======== SOURCE MATERIAL

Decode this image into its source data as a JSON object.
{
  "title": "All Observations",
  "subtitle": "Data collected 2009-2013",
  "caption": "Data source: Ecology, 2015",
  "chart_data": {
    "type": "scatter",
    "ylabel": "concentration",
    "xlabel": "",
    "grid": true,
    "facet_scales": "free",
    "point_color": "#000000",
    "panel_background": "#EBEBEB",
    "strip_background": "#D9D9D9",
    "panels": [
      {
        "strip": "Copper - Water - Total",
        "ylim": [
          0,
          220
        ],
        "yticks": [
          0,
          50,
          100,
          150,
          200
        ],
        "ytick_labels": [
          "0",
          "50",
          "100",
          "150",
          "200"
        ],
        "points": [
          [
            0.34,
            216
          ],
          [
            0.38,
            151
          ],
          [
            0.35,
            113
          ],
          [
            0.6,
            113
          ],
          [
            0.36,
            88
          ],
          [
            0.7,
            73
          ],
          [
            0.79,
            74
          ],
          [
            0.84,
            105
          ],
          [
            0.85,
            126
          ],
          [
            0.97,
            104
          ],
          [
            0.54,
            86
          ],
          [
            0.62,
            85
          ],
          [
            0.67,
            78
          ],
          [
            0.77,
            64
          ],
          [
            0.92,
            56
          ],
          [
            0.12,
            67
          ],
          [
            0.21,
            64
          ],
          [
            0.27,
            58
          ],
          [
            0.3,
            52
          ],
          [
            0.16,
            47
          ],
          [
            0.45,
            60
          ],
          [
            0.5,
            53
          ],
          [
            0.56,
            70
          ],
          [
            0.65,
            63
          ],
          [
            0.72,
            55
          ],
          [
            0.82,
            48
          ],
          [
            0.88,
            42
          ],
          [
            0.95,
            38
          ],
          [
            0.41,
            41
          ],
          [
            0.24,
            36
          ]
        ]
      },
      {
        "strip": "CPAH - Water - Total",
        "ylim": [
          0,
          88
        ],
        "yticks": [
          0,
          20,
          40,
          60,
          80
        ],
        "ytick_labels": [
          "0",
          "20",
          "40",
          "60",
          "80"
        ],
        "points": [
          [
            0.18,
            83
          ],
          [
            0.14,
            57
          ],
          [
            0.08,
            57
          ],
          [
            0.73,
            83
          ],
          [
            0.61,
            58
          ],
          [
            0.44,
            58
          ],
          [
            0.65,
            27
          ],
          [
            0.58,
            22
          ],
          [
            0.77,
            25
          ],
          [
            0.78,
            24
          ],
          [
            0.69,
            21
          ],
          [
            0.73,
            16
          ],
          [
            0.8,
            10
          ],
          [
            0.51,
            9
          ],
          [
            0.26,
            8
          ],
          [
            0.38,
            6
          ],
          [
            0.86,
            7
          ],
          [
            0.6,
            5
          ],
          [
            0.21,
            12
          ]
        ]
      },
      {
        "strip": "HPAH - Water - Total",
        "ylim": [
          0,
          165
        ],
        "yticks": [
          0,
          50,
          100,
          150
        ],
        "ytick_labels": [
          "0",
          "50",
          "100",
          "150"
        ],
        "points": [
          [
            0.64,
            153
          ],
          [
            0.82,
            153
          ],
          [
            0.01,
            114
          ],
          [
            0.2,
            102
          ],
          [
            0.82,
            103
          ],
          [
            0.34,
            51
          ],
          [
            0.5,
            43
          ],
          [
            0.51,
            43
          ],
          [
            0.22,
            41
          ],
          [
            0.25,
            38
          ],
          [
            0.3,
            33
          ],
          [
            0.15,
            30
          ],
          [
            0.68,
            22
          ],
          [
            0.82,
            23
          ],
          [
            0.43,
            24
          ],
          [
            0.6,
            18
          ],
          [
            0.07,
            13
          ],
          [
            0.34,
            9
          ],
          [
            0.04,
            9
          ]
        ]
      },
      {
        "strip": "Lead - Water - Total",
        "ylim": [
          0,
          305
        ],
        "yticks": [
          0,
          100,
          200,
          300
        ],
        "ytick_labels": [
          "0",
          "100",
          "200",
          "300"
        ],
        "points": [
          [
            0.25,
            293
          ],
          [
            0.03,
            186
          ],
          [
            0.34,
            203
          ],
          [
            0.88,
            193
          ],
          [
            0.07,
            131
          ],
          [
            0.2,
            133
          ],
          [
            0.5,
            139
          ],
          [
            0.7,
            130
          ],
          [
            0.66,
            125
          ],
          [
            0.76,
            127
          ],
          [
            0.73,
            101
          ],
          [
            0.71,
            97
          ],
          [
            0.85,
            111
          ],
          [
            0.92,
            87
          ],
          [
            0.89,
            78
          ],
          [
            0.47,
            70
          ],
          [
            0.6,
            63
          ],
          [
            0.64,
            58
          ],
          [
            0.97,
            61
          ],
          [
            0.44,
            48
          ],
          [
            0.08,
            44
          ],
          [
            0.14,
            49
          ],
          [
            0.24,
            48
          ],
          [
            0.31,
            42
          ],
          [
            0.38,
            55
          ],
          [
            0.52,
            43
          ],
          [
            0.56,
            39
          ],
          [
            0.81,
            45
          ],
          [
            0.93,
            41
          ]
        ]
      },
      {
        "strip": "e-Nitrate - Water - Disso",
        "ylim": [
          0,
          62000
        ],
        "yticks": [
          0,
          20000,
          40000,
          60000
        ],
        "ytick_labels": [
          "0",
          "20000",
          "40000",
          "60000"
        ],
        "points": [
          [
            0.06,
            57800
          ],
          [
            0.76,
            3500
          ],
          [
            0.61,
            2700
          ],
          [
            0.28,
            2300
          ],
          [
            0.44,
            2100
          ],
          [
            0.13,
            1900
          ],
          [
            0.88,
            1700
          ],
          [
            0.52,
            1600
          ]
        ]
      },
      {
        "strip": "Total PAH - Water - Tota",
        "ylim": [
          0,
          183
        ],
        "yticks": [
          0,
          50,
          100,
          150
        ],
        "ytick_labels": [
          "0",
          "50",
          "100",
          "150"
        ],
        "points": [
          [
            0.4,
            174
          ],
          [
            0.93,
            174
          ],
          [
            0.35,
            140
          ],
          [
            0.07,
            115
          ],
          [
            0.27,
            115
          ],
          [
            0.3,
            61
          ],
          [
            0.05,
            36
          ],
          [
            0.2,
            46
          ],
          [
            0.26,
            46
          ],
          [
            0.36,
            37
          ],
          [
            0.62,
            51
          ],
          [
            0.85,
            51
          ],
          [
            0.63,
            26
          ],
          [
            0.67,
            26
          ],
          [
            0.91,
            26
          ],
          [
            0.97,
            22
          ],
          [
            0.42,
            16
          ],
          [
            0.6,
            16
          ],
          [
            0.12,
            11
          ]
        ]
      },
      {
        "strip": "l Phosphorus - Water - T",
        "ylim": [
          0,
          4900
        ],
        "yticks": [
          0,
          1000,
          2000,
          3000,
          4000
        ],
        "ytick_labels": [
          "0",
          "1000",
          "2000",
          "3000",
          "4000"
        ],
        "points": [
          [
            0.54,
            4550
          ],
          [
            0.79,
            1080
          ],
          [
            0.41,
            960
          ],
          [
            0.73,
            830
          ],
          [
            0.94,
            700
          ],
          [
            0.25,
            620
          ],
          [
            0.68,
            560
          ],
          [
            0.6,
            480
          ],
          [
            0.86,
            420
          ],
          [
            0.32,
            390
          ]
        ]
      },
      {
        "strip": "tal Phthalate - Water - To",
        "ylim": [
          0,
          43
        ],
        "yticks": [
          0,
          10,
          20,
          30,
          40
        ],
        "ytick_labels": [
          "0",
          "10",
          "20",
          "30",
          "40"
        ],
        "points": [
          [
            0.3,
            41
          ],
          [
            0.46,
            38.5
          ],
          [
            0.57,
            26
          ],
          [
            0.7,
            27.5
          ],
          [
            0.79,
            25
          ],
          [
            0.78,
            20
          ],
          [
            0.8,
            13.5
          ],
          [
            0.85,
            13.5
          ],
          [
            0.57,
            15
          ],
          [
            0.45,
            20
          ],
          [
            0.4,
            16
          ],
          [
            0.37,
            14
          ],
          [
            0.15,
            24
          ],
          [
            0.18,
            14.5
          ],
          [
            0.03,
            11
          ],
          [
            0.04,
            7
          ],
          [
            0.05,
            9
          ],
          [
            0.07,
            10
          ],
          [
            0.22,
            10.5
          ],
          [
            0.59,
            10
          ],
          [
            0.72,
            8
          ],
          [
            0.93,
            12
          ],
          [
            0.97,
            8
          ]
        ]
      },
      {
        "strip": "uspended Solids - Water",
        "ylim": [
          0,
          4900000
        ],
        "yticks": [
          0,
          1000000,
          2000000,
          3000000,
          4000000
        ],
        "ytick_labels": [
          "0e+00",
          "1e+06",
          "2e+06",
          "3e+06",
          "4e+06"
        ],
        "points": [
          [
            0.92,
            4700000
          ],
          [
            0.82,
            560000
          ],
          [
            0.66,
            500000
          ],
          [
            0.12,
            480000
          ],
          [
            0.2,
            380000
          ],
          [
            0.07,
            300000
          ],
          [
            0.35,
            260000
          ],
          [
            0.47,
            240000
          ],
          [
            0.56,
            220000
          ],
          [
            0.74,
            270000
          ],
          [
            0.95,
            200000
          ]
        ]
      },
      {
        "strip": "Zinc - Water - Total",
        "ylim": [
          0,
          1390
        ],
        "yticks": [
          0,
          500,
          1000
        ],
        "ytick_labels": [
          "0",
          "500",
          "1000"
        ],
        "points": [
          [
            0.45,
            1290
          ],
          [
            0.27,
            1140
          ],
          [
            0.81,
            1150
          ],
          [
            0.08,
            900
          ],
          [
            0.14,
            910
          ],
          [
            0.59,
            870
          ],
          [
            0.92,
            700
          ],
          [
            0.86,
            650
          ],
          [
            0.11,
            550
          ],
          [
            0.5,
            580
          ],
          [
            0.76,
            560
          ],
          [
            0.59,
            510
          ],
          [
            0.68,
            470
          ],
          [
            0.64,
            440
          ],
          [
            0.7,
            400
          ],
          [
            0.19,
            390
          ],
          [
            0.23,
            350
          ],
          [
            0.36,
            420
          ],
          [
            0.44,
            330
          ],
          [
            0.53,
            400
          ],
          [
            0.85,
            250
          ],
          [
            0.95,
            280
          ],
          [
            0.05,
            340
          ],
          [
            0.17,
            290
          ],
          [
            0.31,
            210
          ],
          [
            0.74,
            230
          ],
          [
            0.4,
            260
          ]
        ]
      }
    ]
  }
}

================

◆ WHAT YOU HAVE TO DO: In the records above, locate the lines holding the word "Water". Copy each of them.

◆ RESULT OF THIS TASK:
        "strip": "Copper - Water - Total",
        "strip": "CPAH - Water - Total",
        "strip": "HPAH - Water - Total",
        "strip": "Lead - Water - Total",
        "strip": "e-Nitrate - Water - Disso",
        "strip": "Total PAH - Water - Tota",
        "strip": "l Phosphorus - Water - T",
        "strip": "tal Phthalate - Water - To",
        "strip": "uspended Solids - Water",
        "strip": "Zinc - Water - Total",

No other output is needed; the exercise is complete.